* [Problem to solve]: Locate the word "رئيس" in the data below, then copy every line that holds it.

**** Data extract

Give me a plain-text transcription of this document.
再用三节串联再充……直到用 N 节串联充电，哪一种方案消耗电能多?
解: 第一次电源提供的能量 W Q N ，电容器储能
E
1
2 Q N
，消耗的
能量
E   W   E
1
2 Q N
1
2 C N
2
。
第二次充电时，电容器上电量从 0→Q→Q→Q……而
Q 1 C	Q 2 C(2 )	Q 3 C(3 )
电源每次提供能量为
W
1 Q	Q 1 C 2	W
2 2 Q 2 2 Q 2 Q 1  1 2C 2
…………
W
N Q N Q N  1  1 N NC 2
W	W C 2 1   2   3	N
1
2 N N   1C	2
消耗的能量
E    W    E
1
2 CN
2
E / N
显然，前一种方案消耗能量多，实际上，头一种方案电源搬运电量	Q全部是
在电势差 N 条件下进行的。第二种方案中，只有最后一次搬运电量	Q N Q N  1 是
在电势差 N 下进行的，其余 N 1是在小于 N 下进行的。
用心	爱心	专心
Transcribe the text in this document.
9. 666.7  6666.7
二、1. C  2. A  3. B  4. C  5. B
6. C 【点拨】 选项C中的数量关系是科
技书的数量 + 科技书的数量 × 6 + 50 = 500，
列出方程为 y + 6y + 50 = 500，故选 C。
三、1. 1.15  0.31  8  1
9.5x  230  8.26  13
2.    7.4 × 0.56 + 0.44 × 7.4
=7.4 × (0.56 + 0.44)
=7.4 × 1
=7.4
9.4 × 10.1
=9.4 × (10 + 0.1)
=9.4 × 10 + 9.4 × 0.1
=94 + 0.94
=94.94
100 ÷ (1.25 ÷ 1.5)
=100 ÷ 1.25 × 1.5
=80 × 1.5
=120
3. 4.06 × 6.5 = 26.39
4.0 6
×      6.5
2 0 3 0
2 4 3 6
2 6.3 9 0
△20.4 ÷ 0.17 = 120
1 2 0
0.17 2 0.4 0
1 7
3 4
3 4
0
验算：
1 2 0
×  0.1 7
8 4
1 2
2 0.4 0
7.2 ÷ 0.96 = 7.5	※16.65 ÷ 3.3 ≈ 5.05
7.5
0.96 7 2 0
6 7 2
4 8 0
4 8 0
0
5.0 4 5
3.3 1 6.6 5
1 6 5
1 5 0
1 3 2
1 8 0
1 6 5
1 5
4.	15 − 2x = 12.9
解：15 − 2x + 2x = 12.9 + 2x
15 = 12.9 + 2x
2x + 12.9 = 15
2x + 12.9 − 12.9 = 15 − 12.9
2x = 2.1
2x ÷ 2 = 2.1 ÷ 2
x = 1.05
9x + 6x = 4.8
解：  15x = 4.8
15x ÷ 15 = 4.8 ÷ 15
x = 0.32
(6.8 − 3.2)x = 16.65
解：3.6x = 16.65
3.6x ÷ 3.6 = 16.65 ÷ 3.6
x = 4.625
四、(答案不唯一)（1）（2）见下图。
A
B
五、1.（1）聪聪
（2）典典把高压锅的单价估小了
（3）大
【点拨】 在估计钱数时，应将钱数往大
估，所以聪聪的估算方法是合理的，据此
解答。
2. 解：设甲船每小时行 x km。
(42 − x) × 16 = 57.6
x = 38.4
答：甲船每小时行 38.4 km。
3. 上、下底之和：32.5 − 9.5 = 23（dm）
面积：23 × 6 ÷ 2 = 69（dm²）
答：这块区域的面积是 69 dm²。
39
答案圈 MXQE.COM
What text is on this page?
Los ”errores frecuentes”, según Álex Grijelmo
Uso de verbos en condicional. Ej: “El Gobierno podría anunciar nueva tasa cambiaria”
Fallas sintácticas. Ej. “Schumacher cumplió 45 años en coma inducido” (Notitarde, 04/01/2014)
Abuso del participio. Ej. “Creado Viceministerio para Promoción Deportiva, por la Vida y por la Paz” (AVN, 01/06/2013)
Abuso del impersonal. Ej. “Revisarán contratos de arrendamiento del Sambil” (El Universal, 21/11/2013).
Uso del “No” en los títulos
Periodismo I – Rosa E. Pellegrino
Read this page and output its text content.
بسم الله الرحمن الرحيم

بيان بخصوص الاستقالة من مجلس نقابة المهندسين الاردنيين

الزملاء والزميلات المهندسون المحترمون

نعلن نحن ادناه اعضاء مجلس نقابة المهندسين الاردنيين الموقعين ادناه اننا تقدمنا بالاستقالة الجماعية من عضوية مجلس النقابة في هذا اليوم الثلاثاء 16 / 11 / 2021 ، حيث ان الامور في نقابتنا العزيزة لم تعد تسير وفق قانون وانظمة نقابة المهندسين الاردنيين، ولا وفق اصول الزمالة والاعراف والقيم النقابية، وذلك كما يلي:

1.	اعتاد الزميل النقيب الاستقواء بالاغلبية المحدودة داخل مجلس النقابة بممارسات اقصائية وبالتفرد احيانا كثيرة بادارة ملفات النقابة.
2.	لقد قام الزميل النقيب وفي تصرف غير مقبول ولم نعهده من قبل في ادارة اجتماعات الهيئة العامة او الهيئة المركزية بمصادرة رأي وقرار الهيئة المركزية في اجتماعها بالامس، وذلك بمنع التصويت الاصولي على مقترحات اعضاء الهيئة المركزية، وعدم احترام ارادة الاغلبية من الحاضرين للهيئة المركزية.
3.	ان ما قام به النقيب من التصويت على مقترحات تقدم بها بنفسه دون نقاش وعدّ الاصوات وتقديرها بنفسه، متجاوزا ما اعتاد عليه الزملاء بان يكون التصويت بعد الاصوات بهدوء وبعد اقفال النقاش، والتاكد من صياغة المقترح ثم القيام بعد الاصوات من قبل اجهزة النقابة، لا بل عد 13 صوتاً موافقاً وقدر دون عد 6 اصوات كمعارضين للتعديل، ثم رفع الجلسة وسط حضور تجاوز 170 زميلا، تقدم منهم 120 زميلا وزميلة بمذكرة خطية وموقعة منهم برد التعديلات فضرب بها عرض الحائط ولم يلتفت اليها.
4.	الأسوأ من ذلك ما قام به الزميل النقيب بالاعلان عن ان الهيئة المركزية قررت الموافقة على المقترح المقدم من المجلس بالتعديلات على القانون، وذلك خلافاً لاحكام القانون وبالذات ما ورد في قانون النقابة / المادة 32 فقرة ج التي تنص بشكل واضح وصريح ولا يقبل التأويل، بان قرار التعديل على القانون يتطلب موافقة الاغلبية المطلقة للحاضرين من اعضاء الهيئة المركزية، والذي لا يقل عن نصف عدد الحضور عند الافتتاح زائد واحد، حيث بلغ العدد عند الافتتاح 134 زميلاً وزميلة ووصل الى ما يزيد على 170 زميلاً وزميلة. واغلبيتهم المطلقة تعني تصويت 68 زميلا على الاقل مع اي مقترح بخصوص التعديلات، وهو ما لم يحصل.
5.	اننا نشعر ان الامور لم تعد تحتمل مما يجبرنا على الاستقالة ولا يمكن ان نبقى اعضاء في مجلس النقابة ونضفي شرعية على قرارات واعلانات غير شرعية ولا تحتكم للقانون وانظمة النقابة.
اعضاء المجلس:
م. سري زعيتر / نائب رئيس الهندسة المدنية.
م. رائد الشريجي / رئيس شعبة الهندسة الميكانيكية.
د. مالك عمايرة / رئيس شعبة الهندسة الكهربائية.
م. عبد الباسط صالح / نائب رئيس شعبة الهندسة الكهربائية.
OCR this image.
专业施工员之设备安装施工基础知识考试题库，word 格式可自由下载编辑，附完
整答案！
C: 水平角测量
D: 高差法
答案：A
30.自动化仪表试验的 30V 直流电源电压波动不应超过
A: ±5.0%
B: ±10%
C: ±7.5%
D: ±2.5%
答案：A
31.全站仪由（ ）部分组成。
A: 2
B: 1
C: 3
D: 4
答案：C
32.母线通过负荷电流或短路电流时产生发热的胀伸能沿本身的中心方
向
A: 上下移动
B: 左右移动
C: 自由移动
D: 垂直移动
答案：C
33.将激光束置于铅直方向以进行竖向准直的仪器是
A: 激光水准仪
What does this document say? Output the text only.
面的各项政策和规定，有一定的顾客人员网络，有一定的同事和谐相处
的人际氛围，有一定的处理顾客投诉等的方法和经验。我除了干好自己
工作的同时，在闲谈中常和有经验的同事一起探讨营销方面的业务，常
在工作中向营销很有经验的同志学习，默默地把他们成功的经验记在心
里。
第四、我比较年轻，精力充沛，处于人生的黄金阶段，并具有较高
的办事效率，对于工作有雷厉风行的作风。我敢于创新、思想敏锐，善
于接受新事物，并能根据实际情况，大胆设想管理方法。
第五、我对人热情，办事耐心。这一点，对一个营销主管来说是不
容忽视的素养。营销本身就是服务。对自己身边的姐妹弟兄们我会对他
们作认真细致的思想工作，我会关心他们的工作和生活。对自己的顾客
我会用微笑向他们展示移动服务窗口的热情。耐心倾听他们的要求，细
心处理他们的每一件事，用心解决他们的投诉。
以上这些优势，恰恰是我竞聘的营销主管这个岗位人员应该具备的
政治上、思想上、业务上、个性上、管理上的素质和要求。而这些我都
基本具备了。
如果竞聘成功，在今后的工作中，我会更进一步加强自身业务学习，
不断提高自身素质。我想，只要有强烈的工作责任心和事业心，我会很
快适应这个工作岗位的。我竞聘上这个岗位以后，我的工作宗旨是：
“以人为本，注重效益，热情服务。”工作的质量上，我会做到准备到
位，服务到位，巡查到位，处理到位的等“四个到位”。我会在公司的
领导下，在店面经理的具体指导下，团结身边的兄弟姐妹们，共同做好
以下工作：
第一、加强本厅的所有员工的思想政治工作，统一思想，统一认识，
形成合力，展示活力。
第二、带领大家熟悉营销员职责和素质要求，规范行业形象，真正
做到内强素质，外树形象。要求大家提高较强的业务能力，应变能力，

********

* [Output]:
م. سري زعيتر / نائب رئيس الهندسة المدنية.
م. رائد الشريجي / رئيس شعبة الهندسة الميكانيكية.
د. مالك عمايرة / رئيس شعبة الهندسة الكهربائية.
م. عبد الباسط صالح / نائب رئيس شعبة الهندسة الكهربائية.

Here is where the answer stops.